### Prompt 1
From the HTTPlug text below, extract the passage that begins at the words "composer require php-http/httplug" and ends after the words "client selection decoupled.", copying it character for character.
### Prompt 2
Using the HTTPlug text below, answer each question briefly:
(a) What two core interfaces does HTTPlug define for HTTP clients?
(b) What Composer command is given for installation?
(c) For apps that need only synchronous requests, what package should they depend on?

### Text provided
== Segment start ==
HTTPlug defines two core interfaces for HTTP clients: HttpClient (synchronous) and HttpAsyncClient (asynchronous), both building on PSR-7 messages and returning PSR-7 responses. As of v2.4.0, HTTPlug is effectively a transition layer—the package authors now recommend using PSR-18 directly for synchronous clients, and only reach for HTTPlug if you need async support or legacy compatibility.

Start by installing:

composer require php-http/httplug php-http/discovery
  • httplug: defines the interfaces
  • discovery: enables auto-discovery of installed HTTP clients (e.g., Guzzle, curl, React)

The first use case is typically resolving a client via HTTPlug’s discovery mechanism:

use Http\Discovery\HttpClientDiscovery;

$client = HttpClientDiscovery::find();
$response = $client->sendRequest($psr7Request);

💡 Prefer HttpClientDiscovery::find() over manual instantiation when building reusable packages—this keeps client selection decoupled.

Implementation Patterns

For New Apps: Use PSR-18, Not HTTPlug

If you only need synchronous requests (95% of apps), just depend on psr/http-client and use Psr\Http\Client\ClientInterface. HTTPlug’s HttpClient now mirrors PSR-18 and is deprecated—its inclusion is mainly for backwards compatibility.
== Segment end ==
### Dataset records
== Segment start ==
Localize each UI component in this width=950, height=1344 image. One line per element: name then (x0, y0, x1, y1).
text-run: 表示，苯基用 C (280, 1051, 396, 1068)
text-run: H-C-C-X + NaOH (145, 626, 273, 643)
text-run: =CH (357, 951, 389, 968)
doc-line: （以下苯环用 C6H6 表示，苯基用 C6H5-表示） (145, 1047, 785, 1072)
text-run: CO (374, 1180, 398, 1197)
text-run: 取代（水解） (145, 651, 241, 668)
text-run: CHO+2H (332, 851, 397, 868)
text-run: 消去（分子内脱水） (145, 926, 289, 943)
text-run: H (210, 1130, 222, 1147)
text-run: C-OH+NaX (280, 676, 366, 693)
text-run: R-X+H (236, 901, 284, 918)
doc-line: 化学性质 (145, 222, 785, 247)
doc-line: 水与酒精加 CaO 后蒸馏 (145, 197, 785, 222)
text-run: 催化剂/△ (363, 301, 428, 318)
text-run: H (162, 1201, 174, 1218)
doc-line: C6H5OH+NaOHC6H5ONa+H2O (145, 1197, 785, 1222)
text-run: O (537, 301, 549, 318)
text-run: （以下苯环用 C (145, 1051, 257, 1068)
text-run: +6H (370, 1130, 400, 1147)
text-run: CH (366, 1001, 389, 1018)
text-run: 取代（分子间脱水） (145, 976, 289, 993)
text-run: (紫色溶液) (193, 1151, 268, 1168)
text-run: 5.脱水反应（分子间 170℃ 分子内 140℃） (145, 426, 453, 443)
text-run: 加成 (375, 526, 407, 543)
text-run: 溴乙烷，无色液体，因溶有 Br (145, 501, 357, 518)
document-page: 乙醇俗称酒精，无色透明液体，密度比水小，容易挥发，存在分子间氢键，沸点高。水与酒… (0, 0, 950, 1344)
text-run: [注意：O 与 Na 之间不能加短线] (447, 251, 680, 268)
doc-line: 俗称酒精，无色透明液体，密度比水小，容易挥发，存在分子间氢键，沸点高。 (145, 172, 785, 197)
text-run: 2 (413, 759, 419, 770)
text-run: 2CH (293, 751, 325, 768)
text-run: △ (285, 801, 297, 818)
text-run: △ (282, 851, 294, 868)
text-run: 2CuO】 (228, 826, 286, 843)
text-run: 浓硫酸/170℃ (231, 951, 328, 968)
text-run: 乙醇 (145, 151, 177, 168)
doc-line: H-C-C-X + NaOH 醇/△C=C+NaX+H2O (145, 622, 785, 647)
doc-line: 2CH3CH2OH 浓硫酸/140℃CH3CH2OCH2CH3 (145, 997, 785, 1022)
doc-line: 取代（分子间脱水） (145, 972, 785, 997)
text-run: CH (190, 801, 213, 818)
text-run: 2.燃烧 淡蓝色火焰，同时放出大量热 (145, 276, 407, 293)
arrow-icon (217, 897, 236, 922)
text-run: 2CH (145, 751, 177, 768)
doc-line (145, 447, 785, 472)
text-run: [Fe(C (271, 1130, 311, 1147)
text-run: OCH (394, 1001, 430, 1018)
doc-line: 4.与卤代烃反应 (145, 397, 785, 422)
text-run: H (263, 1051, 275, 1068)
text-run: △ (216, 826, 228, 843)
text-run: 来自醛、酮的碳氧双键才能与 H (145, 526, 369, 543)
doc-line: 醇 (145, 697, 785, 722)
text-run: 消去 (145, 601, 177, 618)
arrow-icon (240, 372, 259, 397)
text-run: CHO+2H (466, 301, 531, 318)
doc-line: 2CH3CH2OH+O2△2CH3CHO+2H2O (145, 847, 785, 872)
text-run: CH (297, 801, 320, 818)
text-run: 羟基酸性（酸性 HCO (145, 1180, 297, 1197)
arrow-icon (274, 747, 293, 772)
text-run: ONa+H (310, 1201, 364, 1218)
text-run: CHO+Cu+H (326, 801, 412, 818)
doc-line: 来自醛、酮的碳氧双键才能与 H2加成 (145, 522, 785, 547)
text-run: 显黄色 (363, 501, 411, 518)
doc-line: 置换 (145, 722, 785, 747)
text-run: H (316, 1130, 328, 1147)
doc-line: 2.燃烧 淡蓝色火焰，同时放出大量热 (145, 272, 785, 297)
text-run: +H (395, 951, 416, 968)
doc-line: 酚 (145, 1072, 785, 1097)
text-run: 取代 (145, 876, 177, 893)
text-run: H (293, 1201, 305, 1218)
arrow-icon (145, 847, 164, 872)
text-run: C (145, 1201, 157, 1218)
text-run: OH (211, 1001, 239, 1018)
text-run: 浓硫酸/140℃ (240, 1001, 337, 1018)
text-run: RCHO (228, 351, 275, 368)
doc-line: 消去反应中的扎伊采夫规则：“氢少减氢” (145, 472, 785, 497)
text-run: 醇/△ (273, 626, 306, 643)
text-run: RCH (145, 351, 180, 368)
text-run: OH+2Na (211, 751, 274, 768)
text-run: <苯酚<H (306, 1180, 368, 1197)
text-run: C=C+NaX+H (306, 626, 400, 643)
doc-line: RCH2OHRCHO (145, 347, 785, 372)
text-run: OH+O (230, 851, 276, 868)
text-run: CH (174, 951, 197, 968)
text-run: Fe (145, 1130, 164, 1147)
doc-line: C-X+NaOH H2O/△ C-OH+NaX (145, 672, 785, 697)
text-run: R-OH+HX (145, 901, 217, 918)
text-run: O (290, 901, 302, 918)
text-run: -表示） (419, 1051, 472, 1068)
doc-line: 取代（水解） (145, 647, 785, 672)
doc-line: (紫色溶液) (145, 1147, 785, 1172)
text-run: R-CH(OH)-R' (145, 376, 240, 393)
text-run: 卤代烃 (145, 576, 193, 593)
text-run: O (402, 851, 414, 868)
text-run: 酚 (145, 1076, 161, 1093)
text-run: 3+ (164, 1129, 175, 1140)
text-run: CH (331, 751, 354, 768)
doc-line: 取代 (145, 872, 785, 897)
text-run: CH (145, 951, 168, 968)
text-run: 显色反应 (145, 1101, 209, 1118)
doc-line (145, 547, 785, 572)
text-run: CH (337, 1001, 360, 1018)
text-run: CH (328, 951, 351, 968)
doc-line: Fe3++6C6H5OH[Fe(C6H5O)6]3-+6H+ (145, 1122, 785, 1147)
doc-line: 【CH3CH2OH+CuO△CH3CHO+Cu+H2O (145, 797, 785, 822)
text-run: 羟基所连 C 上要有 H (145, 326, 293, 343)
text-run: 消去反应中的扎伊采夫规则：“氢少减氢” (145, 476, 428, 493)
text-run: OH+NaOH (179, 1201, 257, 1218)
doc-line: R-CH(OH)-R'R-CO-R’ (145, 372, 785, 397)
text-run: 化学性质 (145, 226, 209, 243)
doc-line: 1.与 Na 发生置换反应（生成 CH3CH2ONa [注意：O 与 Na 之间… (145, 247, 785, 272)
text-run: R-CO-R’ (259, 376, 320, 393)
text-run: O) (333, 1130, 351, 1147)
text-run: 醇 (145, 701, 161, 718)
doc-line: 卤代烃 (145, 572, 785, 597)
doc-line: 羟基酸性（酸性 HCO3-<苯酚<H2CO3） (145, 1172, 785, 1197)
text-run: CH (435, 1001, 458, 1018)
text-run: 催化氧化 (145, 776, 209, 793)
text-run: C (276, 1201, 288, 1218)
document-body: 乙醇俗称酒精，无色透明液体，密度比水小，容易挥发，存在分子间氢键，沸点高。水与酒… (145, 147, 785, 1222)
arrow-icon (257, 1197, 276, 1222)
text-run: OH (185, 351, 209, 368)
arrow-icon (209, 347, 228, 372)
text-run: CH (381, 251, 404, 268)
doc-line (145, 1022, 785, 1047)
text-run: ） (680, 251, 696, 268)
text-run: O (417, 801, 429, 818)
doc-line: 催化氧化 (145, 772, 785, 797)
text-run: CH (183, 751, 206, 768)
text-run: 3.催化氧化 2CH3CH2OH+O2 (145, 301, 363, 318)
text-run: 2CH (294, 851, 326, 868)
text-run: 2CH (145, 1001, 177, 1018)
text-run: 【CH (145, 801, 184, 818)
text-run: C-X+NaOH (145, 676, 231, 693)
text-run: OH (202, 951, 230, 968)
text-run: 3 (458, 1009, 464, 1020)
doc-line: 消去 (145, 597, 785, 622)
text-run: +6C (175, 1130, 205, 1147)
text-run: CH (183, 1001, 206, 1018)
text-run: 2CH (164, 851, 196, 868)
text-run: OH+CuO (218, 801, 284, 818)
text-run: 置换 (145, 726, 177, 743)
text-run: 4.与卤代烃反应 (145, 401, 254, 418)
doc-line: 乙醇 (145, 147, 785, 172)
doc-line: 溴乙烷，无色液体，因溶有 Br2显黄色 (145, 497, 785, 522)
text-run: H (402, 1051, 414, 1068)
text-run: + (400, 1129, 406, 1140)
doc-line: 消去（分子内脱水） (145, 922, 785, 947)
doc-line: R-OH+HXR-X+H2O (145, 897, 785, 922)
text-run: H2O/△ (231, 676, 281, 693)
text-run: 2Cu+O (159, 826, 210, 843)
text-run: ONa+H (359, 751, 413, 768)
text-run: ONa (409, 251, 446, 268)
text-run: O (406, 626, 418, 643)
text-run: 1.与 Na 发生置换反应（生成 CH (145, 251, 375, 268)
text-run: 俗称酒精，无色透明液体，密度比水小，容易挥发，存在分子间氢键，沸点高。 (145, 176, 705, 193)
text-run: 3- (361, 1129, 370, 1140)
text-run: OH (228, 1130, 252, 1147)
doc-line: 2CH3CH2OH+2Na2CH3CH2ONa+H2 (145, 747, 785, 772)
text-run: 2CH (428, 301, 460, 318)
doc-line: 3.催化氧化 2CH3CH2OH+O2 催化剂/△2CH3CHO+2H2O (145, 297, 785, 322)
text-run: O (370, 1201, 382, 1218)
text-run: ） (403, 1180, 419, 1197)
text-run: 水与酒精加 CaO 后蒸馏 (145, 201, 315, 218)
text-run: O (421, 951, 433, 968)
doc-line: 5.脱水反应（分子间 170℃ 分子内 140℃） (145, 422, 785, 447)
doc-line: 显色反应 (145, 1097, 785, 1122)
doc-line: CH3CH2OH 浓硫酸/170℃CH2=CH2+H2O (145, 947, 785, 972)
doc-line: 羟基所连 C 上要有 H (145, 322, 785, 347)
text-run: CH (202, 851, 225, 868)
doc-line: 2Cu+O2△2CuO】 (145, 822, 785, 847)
== Segment end ==
### Response box 1
composer require php-http/httplug php-http/discovery
  • httplug: defines the interfaces
  • discovery: enables auto-discovery of installed HTTP clients (e.g., Guzzle, curl, React)

The first use case is typically resolving a client via HTTPlug’s discovery mechanism:

use Http\Discovery\HttpClientDiscovery;

$client = HttpClientDiscovery::find();
$response = $client->sendRequest($psr7Request);

💡 Prefer HttpClientDiscovery::find() over manual instantiation when building reusable packages—this keeps client selection decoupled.

### Response box 2
(a) HttpClient (synchronous) and HttpAsyncClient (asynchronous).
(b) composer require php-http/httplug php-http/discovery
(c) psr/http-client, using Psr\Http\Client\ClientInterface.